WHAT YOU ARE ASKED TO DO: Scan the data beneath this task and copy each line that includes "năng".

===== RAW DATA

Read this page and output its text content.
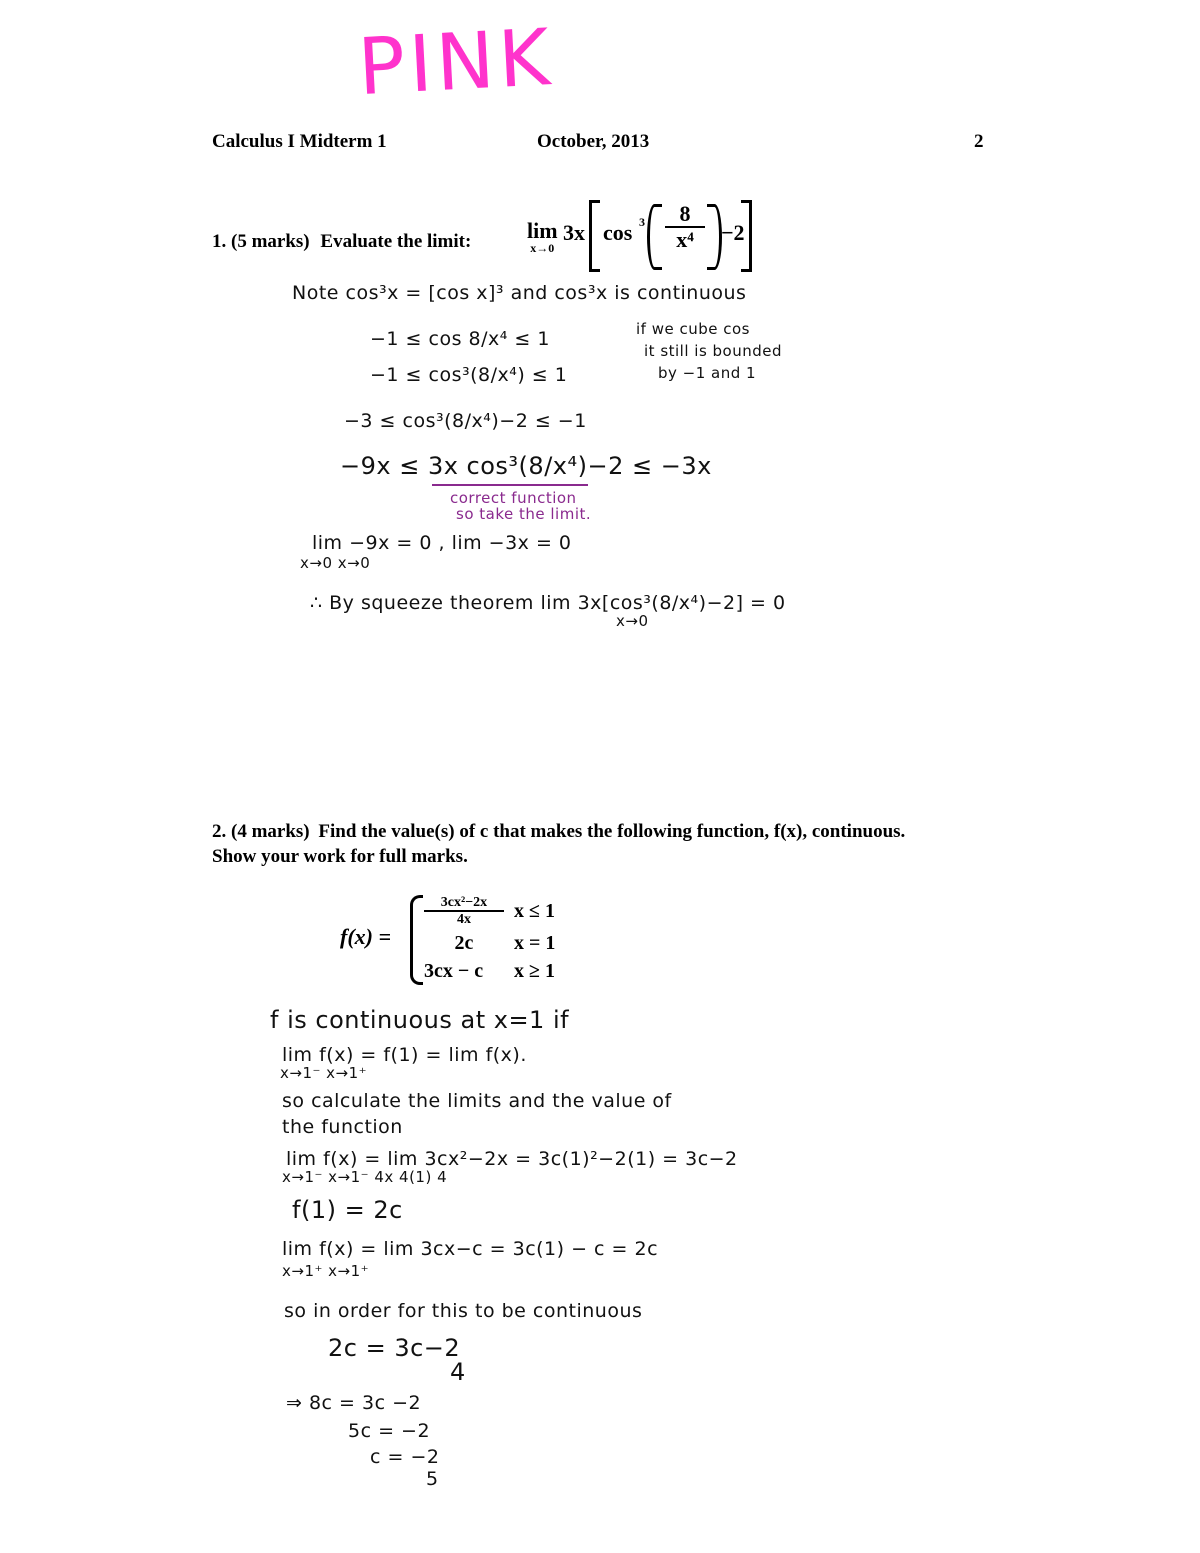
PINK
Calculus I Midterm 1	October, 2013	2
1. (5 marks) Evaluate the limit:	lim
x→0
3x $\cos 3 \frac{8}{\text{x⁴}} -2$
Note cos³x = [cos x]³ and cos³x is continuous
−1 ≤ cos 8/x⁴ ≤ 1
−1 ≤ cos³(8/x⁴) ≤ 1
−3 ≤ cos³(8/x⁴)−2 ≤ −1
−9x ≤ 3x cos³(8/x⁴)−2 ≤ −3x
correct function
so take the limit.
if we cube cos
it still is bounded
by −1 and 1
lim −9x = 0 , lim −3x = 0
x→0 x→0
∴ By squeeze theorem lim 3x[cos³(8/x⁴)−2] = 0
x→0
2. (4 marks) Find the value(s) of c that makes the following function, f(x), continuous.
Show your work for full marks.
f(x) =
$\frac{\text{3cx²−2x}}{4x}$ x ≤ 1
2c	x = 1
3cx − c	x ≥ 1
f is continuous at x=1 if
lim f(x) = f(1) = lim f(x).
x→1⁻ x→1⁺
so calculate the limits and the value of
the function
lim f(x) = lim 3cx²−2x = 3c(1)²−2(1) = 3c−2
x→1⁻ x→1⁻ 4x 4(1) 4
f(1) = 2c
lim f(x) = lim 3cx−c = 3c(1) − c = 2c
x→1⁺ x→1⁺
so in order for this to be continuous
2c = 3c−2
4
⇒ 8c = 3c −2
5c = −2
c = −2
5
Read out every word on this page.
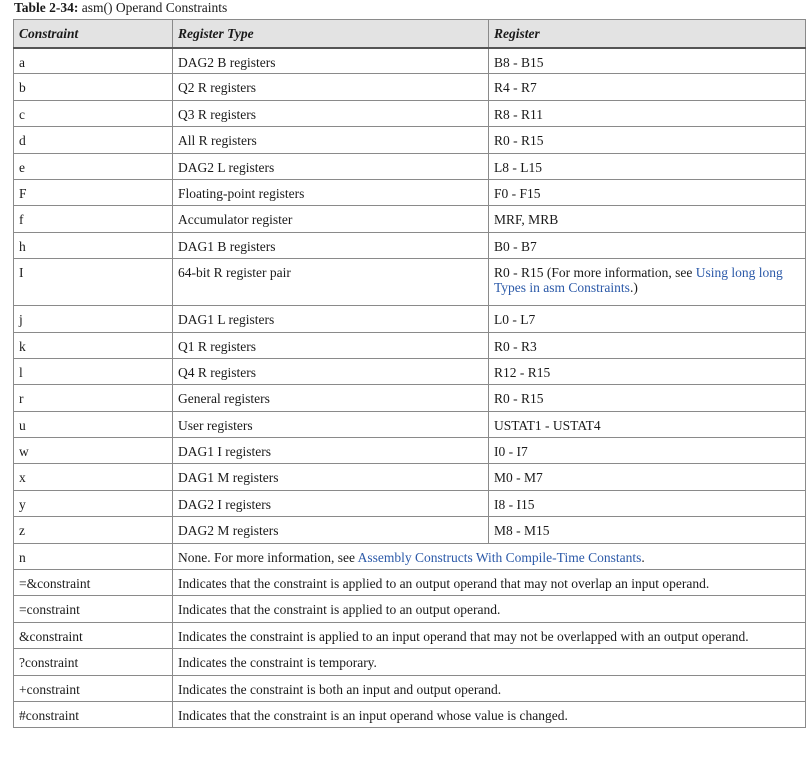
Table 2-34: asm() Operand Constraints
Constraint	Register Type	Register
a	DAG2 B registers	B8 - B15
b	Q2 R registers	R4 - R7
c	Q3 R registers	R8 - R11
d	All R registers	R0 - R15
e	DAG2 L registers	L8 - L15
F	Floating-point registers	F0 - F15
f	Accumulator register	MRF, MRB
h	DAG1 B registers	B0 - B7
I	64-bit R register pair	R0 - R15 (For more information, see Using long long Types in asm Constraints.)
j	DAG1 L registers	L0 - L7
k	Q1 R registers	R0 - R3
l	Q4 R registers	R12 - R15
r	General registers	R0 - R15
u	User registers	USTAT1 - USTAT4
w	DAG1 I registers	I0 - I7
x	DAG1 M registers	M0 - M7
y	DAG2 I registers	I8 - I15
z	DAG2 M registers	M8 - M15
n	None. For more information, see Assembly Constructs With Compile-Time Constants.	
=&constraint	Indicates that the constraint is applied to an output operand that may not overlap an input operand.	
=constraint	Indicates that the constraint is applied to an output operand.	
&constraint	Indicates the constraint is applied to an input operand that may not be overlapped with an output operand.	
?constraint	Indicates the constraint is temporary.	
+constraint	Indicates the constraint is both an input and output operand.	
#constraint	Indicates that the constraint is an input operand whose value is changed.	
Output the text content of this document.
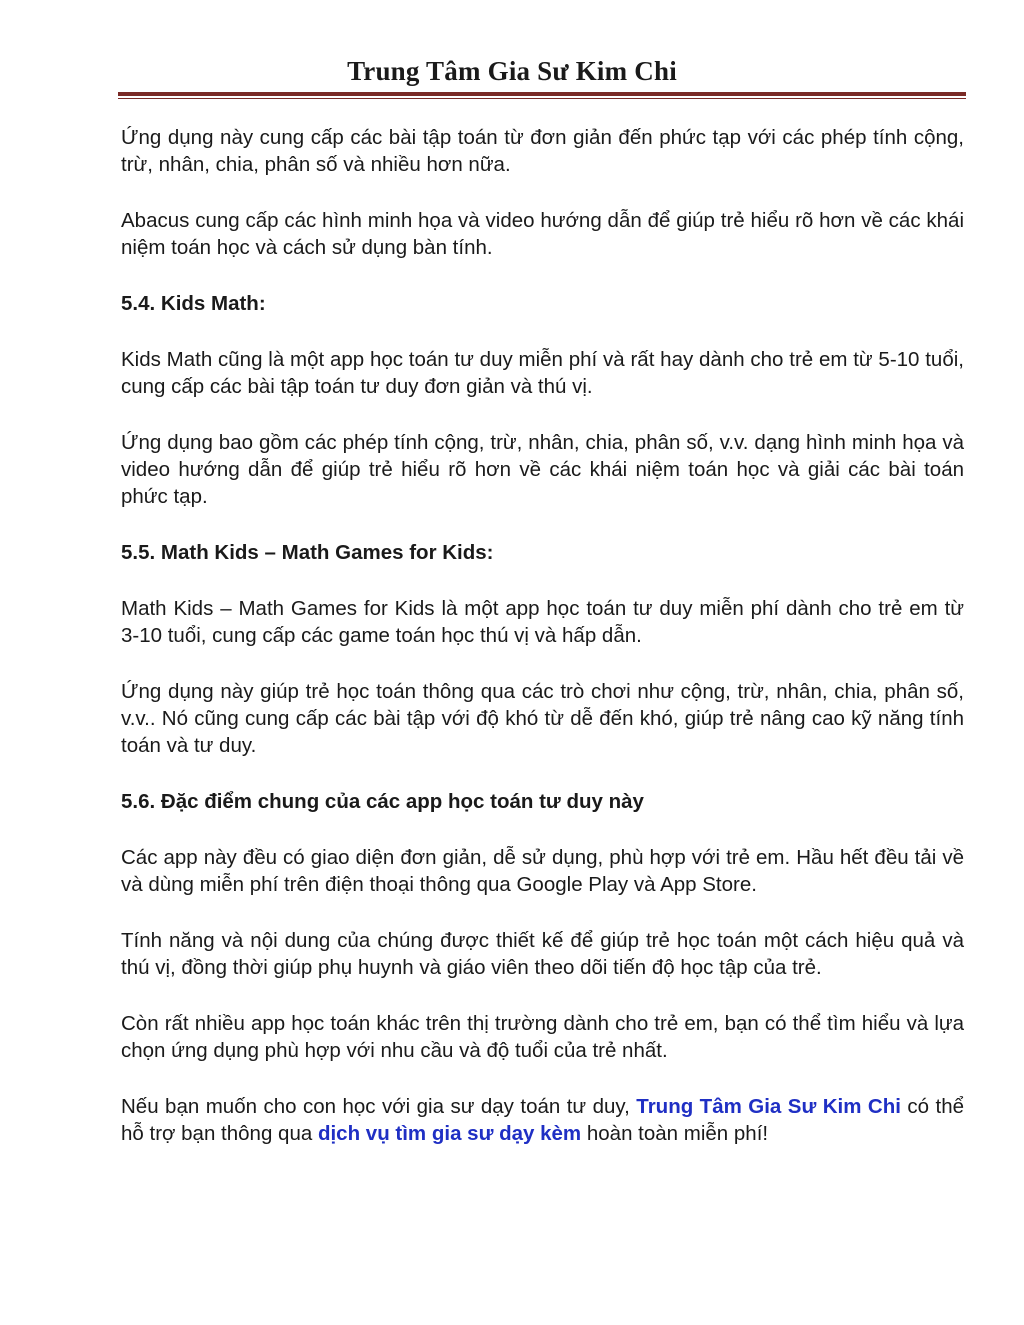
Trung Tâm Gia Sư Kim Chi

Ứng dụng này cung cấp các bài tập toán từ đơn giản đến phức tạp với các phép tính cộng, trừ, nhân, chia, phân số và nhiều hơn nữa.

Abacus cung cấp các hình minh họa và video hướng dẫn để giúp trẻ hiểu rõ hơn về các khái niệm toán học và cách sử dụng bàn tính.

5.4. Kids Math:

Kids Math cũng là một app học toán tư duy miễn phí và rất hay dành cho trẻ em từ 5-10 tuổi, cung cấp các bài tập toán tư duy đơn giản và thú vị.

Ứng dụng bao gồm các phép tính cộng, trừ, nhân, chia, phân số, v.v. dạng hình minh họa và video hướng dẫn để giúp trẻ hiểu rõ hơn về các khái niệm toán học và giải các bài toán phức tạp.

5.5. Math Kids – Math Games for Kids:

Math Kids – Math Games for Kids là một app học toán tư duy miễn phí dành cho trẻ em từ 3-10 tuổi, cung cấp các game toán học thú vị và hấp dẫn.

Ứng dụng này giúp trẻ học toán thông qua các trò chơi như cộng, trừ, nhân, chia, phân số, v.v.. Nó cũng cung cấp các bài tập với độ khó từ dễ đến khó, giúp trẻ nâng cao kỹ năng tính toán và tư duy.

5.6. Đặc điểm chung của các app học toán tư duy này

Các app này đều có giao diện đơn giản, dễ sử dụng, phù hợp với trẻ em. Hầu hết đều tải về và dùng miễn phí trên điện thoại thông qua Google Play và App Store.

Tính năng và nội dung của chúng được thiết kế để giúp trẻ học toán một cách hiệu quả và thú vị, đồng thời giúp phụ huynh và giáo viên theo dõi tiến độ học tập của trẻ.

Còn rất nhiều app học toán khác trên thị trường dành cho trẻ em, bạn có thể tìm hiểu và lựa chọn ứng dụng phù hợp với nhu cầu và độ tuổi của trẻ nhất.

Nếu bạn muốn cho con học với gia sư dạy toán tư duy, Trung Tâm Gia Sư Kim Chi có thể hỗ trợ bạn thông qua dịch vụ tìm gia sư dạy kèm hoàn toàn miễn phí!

==========

ANSWER TO THE EXERCISE:
Ứng dụng này giúp trẻ học toán thông qua các trò chơi như cộng, trừ, nhân, chia, phân số, v.v.. Nó cũng cung cấp các bài tập với độ khó từ dễ đến khó, giúp trẻ nâng cao kỹ năng tính toán và tư duy.
Tính năng và nội dung của chúng được thiết kế để giúp trẻ học toán một cách hiệu quả và thú vị, đồng thời giúp phụ huynh và giáo viên theo dõi tiến độ học tập của trẻ.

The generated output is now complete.